>> Start

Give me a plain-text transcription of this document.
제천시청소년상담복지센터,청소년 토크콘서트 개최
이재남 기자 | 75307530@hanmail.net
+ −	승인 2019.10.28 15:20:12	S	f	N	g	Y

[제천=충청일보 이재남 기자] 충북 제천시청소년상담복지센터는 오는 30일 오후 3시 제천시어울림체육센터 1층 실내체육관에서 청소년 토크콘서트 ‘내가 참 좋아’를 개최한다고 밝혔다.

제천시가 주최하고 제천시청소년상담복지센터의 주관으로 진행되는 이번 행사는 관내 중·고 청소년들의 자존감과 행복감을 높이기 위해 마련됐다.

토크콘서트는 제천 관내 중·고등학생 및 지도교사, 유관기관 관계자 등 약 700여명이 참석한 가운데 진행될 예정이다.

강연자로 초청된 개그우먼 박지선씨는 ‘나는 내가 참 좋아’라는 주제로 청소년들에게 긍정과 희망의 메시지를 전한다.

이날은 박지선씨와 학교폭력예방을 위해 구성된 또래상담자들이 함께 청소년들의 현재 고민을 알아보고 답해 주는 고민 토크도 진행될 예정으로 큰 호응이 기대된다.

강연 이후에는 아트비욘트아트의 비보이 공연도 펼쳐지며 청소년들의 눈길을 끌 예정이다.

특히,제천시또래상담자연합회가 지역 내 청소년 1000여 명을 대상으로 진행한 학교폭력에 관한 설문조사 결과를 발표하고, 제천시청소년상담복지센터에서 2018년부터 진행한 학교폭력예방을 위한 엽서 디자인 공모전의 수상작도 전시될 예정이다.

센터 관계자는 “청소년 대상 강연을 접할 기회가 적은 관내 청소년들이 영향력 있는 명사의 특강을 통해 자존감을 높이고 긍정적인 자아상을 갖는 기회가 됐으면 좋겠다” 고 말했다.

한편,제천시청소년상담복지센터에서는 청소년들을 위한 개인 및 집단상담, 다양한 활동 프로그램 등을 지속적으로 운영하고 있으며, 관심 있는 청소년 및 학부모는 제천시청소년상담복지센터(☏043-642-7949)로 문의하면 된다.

>> End

Make an exact copy of all the data.

Give me a plain-text transcription of this document.
제천시청소년상담복지센터,청소년 토크콘서트 개최
이재남 기자 | 75307530@hanmail.net
+ −	승인 2019.10.28 15:20:12	S	f	N	g	Y

[제천=충청일보 이재남 기자] 충북 제천시청소년상담복지센터는 오는 30일 오후 3시 제천시어울림체육센터 1층 실내체육관에서 청소년 토크콘서트 ‘내가 참 좋아’를 개최한다고 밝혔다.

제천시가 주최하고 제천시청소년상담복지센터의 주관으로 진행되는 이번 행사는 관내 중·고 청소년들의 자존감과 행복감을 높이기 위해 마련됐다.

토크콘서트는 제천 관내 중·고등학생 및 지도교사, 유관기관 관계자 등 약 700여명이 참석한 가운데 진행될 예정이다.

강연자로 초청된 개그우먼 박지선씨는 ‘나는 내가 참 좋아’라는 주제로 청소년들에게 긍정과 희망의 메시지를 전한다.

이날은 박지선씨와 학교폭력예방을 위해 구성된 또래상담자들이 함께 청소년들의 현재 고민을 알아보고 답해 주는 고민 토크도 진행될 예정으로 큰 호응이 기대된다.

강연 이후에는 아트비욘트아트의 비보이 공연도 펼쳐지며 청소년들의 눈길을 끌 예정이다.

특히,제천시또래상담자연합회가 지역 내 청소년 1000여 명을 대상으로 진행한 학교폭력에 관한 설문조사 결과를 발표하고, 제천시청소년상담복지센터에서 2018년부터 진행한 학교폭력예방을 위한 엽서 디자인 공모전의 수상작도 전시될 예정이다.

센터 관계자는 “청소년 대상 강연을 접할 기회가 적은 관내 청소년들이 영향력 있는 명사의 특강을 통해 자존감을 높이고 긍정적인 자아상을 갖는 기회가 됐으면 좋겠다” 고 말했다.

한편,제천시청소년상담복지센터에서는 청소년들을 위한 개인 및 집단상담, 다양한 활동 프로그램 등을 지속적으로 운영하고 있으며, 관심 있는 청소년 및 학부모는 제천시청소년상담복지센터(☏043-642-7949)로 문의하면 된다.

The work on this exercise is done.